GOAL OF THE EXERCISE:
Scan the data that follows and count the lines with the string "Communication"; answer with the count alone.
**** ENTRIES SHOWN ****
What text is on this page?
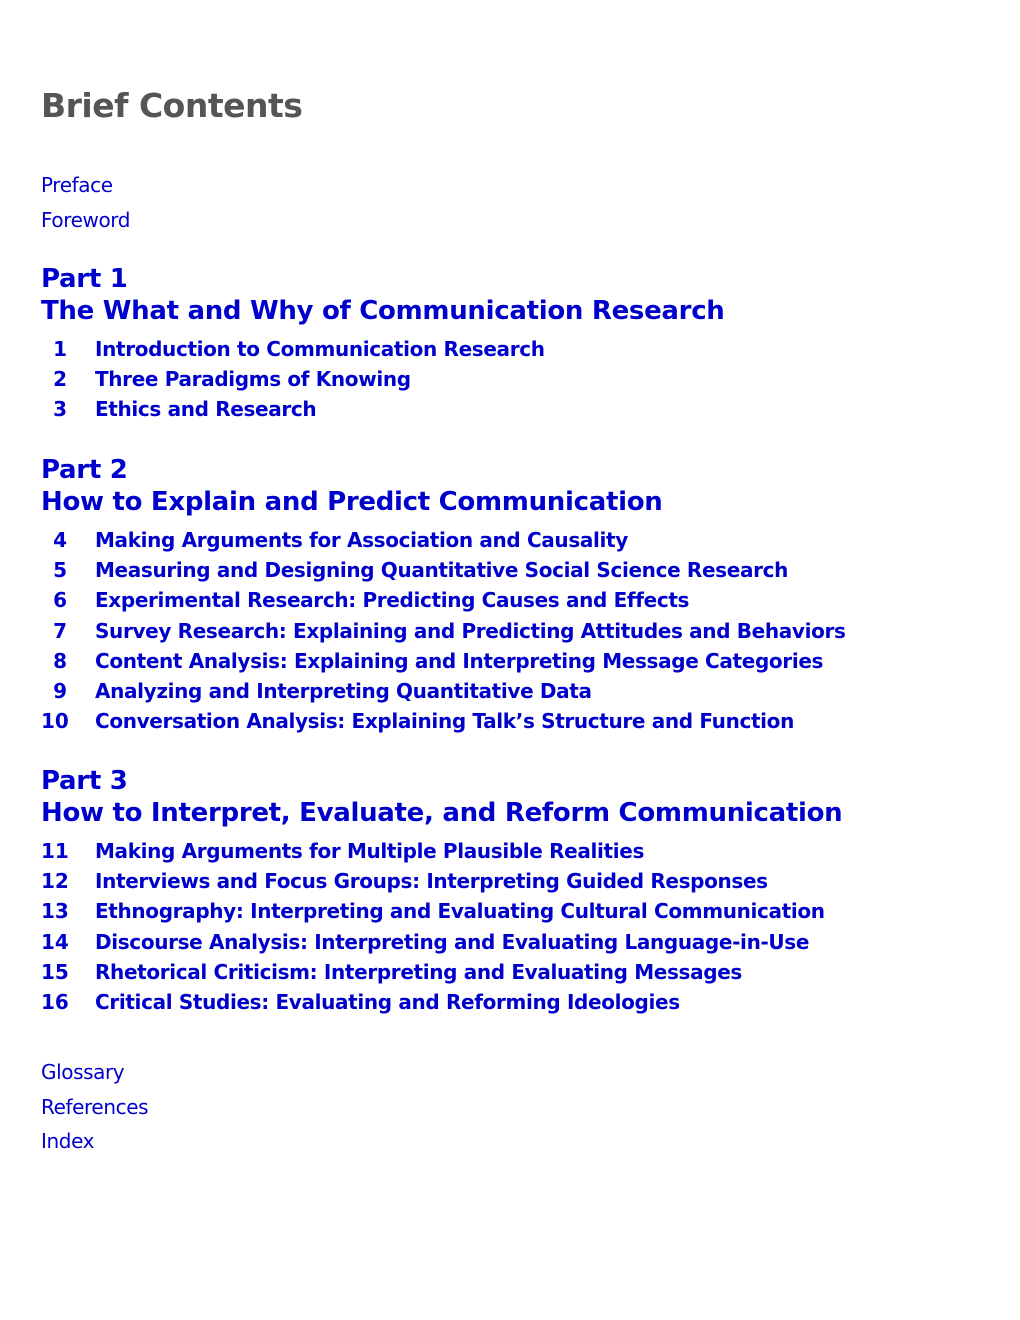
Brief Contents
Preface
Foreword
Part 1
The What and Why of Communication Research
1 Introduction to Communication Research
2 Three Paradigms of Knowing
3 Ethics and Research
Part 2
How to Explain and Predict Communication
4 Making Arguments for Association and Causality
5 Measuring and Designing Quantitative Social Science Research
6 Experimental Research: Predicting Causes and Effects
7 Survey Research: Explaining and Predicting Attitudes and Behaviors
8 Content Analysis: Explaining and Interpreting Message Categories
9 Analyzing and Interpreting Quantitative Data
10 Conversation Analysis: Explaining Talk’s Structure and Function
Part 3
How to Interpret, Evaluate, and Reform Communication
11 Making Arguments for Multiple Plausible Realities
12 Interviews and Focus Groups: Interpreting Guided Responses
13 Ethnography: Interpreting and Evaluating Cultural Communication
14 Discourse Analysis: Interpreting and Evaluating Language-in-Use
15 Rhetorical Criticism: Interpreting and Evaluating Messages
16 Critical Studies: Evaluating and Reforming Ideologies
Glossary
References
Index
****
**** ENTRIES SHOWN ****
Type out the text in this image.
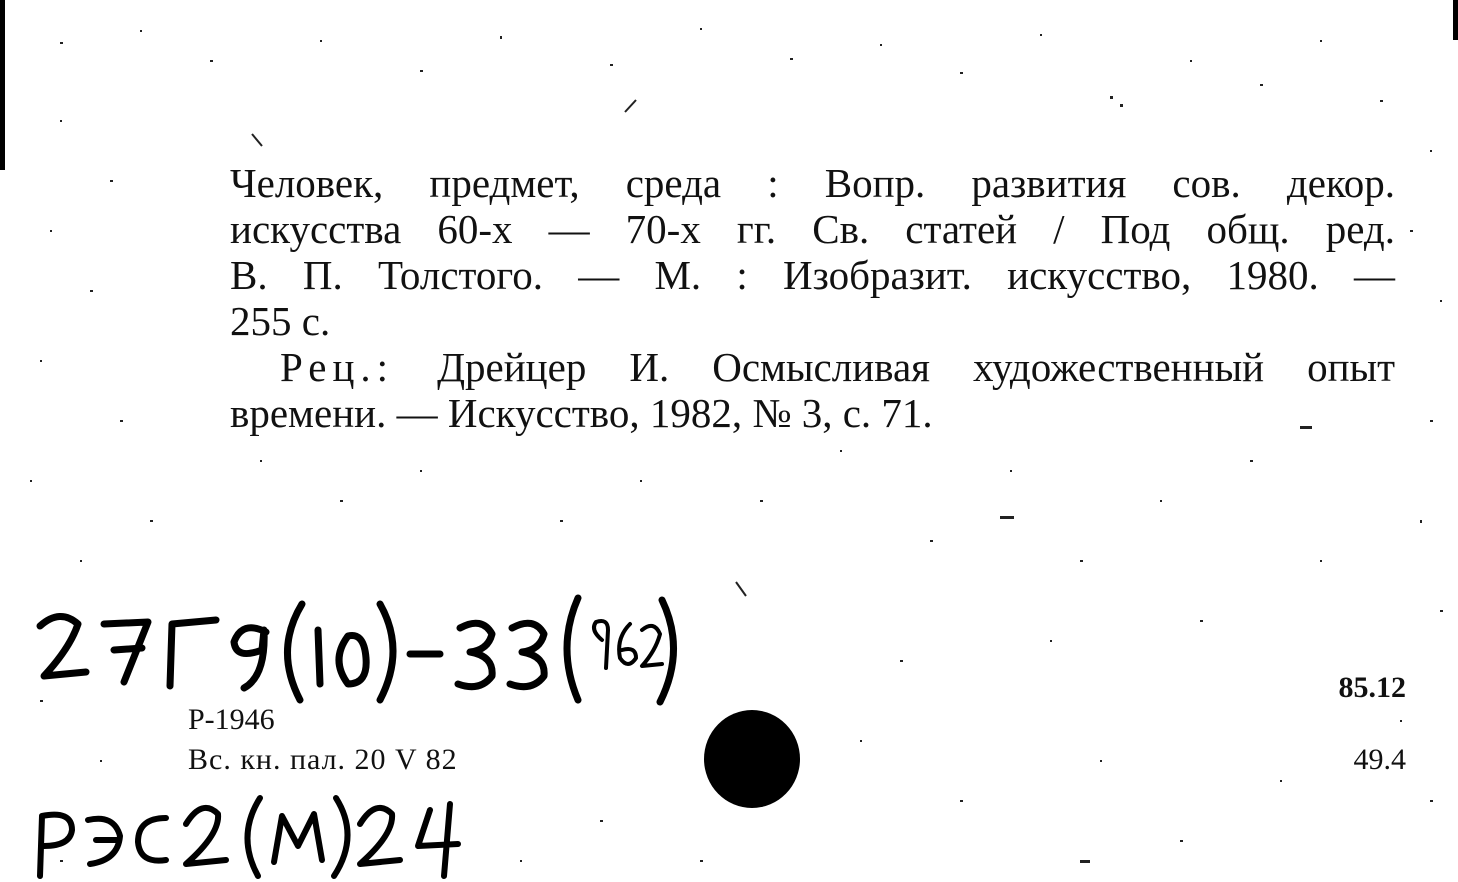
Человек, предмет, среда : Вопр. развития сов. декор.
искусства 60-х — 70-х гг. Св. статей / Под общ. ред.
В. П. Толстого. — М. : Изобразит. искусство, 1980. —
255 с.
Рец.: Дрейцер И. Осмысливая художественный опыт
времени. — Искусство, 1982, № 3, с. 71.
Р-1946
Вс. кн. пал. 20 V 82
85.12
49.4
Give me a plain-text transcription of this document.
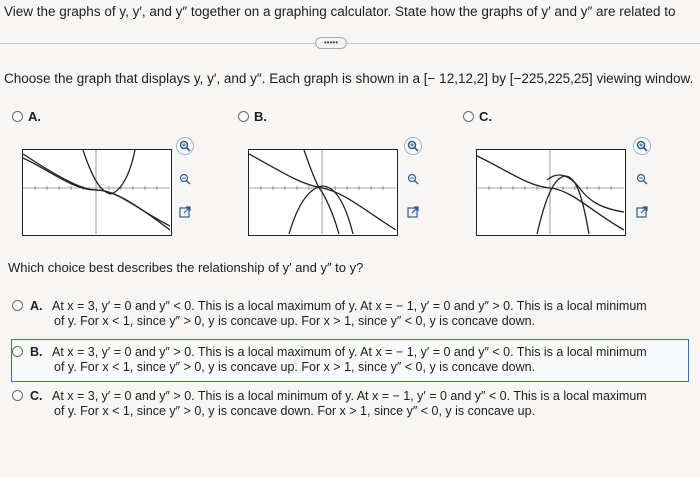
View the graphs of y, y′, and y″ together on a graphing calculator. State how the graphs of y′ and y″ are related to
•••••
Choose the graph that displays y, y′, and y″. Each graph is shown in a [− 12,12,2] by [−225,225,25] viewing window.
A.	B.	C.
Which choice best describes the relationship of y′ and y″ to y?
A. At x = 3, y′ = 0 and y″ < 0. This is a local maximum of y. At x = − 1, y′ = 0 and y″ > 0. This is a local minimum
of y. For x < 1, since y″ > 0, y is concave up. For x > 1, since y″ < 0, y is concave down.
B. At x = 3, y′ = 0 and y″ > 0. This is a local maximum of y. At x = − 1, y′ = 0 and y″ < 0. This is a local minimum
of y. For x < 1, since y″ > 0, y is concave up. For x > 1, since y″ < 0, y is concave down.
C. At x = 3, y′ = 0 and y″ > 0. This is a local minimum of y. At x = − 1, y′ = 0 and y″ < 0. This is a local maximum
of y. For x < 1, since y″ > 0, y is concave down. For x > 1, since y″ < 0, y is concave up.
****
**** ENTRIES SHOWN ****
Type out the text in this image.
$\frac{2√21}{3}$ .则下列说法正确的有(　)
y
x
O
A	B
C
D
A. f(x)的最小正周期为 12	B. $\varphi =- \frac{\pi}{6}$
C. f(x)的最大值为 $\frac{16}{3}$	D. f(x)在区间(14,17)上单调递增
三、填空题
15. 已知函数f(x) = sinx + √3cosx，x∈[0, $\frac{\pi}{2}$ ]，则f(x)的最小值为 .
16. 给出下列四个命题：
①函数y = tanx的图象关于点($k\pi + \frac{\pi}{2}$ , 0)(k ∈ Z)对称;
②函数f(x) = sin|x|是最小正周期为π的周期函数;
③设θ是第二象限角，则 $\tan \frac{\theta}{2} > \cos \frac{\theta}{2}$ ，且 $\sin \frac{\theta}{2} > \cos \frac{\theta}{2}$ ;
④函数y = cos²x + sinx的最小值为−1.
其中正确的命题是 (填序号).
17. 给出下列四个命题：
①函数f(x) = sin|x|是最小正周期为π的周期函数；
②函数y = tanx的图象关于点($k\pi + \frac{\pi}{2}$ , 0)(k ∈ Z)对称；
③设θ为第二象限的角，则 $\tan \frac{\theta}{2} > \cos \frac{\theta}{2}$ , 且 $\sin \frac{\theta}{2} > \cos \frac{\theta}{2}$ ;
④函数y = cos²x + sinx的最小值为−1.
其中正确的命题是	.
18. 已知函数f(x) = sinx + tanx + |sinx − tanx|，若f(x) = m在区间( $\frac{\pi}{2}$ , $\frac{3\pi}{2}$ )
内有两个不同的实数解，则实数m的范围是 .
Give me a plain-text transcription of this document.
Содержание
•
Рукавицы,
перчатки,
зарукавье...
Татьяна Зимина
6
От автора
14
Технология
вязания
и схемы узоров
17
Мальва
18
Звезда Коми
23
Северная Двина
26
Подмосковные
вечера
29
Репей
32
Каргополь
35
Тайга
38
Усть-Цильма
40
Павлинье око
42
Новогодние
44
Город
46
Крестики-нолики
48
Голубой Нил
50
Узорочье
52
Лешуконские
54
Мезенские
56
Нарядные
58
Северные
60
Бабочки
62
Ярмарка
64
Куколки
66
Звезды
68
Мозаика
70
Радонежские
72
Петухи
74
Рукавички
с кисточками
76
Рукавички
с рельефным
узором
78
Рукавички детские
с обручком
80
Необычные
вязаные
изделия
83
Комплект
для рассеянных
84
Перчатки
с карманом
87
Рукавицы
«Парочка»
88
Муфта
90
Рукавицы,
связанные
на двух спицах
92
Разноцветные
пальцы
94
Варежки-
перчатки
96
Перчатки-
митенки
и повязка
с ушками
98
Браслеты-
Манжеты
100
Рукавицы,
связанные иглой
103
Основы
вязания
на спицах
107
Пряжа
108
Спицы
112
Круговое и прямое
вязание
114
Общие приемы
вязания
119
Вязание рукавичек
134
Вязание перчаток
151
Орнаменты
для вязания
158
****
THE ANSWER:
5